PROBLEM REQUIREMENTS:
Your task is to extract every line from the material below exactly.

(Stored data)
• • • • • • •

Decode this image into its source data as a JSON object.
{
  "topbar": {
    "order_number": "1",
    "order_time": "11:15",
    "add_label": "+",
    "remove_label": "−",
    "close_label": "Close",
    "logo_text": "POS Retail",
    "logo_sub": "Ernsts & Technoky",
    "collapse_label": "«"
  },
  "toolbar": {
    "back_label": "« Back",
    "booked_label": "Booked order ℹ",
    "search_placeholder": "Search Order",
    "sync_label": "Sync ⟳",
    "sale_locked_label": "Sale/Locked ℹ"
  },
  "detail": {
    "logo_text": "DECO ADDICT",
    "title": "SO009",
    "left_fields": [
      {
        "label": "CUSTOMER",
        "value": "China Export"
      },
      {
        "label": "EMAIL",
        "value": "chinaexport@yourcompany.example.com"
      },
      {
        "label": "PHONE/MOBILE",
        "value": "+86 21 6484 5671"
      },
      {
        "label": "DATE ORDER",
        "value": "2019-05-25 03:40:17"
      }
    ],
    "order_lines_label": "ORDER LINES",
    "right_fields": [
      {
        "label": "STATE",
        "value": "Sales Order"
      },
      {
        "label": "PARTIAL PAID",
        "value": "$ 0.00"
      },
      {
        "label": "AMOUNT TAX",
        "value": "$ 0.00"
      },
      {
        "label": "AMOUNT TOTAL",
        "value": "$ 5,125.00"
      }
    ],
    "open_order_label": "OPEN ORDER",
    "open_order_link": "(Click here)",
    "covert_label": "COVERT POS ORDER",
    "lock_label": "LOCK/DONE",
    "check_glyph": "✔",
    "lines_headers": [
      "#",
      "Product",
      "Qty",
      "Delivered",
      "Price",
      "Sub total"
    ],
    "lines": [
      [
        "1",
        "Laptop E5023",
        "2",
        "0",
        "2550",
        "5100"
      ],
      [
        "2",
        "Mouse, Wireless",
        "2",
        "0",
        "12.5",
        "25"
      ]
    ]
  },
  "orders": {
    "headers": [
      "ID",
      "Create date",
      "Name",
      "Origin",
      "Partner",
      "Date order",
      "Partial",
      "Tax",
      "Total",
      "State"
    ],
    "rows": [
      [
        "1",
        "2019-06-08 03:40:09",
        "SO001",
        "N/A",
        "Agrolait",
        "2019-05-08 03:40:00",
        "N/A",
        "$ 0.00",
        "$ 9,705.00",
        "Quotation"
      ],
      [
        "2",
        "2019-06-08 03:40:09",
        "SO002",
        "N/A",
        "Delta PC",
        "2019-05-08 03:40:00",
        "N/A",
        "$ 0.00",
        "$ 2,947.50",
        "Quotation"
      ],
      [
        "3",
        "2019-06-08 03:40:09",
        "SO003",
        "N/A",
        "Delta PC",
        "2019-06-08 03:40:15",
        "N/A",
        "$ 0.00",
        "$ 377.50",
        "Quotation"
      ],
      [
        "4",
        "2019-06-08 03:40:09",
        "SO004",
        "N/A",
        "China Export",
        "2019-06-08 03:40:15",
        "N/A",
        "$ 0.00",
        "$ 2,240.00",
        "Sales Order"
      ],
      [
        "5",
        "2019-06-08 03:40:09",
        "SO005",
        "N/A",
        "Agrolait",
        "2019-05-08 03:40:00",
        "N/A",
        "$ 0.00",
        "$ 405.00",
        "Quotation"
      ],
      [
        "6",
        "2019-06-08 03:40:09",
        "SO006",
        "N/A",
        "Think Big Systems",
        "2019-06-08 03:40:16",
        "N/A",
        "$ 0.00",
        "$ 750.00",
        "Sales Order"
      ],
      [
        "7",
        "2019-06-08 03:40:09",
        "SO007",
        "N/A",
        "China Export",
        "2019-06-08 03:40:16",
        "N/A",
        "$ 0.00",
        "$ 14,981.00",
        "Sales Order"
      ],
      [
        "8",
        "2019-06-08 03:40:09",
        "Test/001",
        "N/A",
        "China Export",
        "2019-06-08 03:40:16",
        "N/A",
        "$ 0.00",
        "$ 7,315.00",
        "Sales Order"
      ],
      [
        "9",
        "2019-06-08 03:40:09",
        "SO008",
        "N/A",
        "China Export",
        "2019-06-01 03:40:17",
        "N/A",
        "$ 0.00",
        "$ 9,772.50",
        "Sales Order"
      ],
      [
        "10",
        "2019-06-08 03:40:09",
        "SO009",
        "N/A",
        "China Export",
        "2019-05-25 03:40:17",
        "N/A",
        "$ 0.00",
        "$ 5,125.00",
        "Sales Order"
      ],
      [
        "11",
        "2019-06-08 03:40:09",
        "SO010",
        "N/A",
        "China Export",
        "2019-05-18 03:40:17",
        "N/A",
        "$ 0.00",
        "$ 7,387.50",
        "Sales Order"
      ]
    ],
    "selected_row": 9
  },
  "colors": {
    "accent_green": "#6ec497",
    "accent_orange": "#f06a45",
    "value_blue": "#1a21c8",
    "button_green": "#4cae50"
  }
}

• • • • • • •

EXERCISE SOLUTION:
Decode this image into its source data as a JSON object.
{
  "topbar": {
    "order_number": "1",
    "order_time": "11:15",
    "add_label": "+",
    "remove_label": "−",
    "close_label": "Close",
    "logo_text": "POS Retail",
    "logo_sub": "Ernsts & Technoky",
    "collapse_label": "«"
  },
  "toolbar": {
    "back_label": "« Back",
    "booked_label": "Booked order ℹ",
    "search_placeholder": "Search Order",
    "sync_label": "Sync ⟳",
    "sale_locked_label": "Sale/Locked ℹ"
  },
  "detail": {
    "logo_text": "DECO ADDICT",
    "title": "SO009",
    "left_fields": [
      {
        "label": "CUSTOMER",
        "value": "China Export"
      },
      {
        "label": "EMAIL",
        "value": "chinaexport@yourcompany.example.com"
      },
      {
        "label": "PHONE/MOBILE",
        "value": "+86 21 6484 5671"
      },
      {
        "label": "DATE ORDER",
        "value": "2019-05-25 03:40:17"
      }
    ],
    "order_lines_label": "ORDER LINES",
    "right_fields": [
      {
        "label": "STATE",
        "value": "Sales Order"
      },
      {
        "label": "PARTIAL PAID",
        "value": "$ 0.00"
      },
      {
        "label": "AMOUNT TAX",
        "value": "$ 0.00"
      },
      {
        "label": "AMOUNT TOTAL",
        "value": "$ 5,125.00"
      }
    ],
    "open_order_label": "OPEN ORDER",
    "open_order_link": "(Click here)",
    "covert_label": "COVERT POS ORDER",
    "lock_label": "LOCK/DONE",
    "check_glyph": "✔",
    "lines_headers": [
      "#",
      "Product",
      "Qty",
      "Delivered",
      "Price",
      "Sub total"
    ],
    "lines": [
      [
        "1",
        "Laptop E5023",
        "2",
        "0",
        "2550",
        "5100"
      ],
      [
        "2",
        "Mouse, Wireless",
        "2",
        "0",
        "12.5",
        "25"
      ]
    ]
  },
  "orders": {
    "headers": [
      "ID",
      "Create date",
      "Name",
      "Origin",
      "Partner",
      "Date order",
      "Partial",
      "Tax",
      "Total",
      "State"
    ],
    "rows": [
      [
        "1",
        "2019-06-08 03:40:09",
        "SO001",
        "N/A",
        "Agrolait",
        "2019-05-08 03:40:00",
        "N/A",
        "$ 0.00",
        "$ 9,705.00",
        "Quotation"
      ],
      [
        "2",
        "2019-06-08 03:40:09",
        "SO002",
        "N/A",
        "Delta PC",
        "2019-05-08 03:40:00",
        "N/A",
        "$ 0.00",
        "$ 2,947.50",
        "Quotation"
      ],
      [
        "3",
        "2019-06-08 03:40:09",
        "SO003",
        "N/A",
        "Delta PC",
        "2019-06-08 03:40:15",
        "N/A",
        "$ 0.00",
        "$ 377.50",
        "Quotation"
      ],
      [
        "4",
        "2019-06-08 03:40:09",
        "SO004",
        "N/A",
        "China Export",
        "2019-06-08 03:40:15",
        "N/A",
        "$ 0.00",
        "$ 2,240.00",
        "Sales Order"
      ],
      [
        "5",
        "2019-06-08 03:40:09",
        "SO005",
        "N/A",
        "Agrolait",
        "2019-05-08 03:40:00",
        "N/A",
        "$ 0.00",
        "$ 405.00",
        "Quotation"
      ],
      [
        "6",
        "2019-06-08 03:40:09",
        "SO006",
        "N/A",
        "Think Big Systems",
        "2019-06-08 03:40:16",
        "N/A",
        "$ 0.00",
        "$ 750.00",
        "Sales Order"
      ],
      [
        "7",
        "2019-06-08 03:40:09",
        "SO007",
        "N/A",
        "China Export",
        "2019-06-08 03:40:16",
        "N/A",
        "$ 0.00",
        "$ 14,981.00",
        "Sales Order"
      ],
      [
        "8",
        "2019-06-08 03:40:09",
        "Test/001",
        "N/A",
        "China Export",
        "2019-06-08 03:40:16",
        "N/A",
        "$ 0.00",
        "$ 7,315.00",
        "Sales Order"
      ],
      [
        "9",
        "2019-06-08 03:40:09",
        "SO008",
        "N/A",
        "China Export",
        "2019-06-01 03:40:17",
        "N/A",
        "$ 0.00",
        "$ 9,772.50",
        "Sales Order"
      ],
      [
        "10",
        "2019-06-08 03:40:09",
        "SO009",
        "N/A",
        "China Export",
        "2019-05-25 03:40:17",
        "N/A",
        "$ 0.00",
        "$ 5,125.00",
        "Sales Order"
      ],
      [
        "11",
        "2019-06-08 03:40:09",
        "SO010",
        "N/A",
        "China Export",
        "2019-05-18 03:40:17",
        "N/A",
        "$ 0.00",
        "$ 7,387.50",
        "Sales Order"
      ]
    ],
    "selected_row": 9
  },
  "colors": {
    "accent_green": "#6ec497",
    "accent_orange": "#f06a45",
    "value_blue": "#1a21c8",
    "button_green": "#4cae50"
  }
}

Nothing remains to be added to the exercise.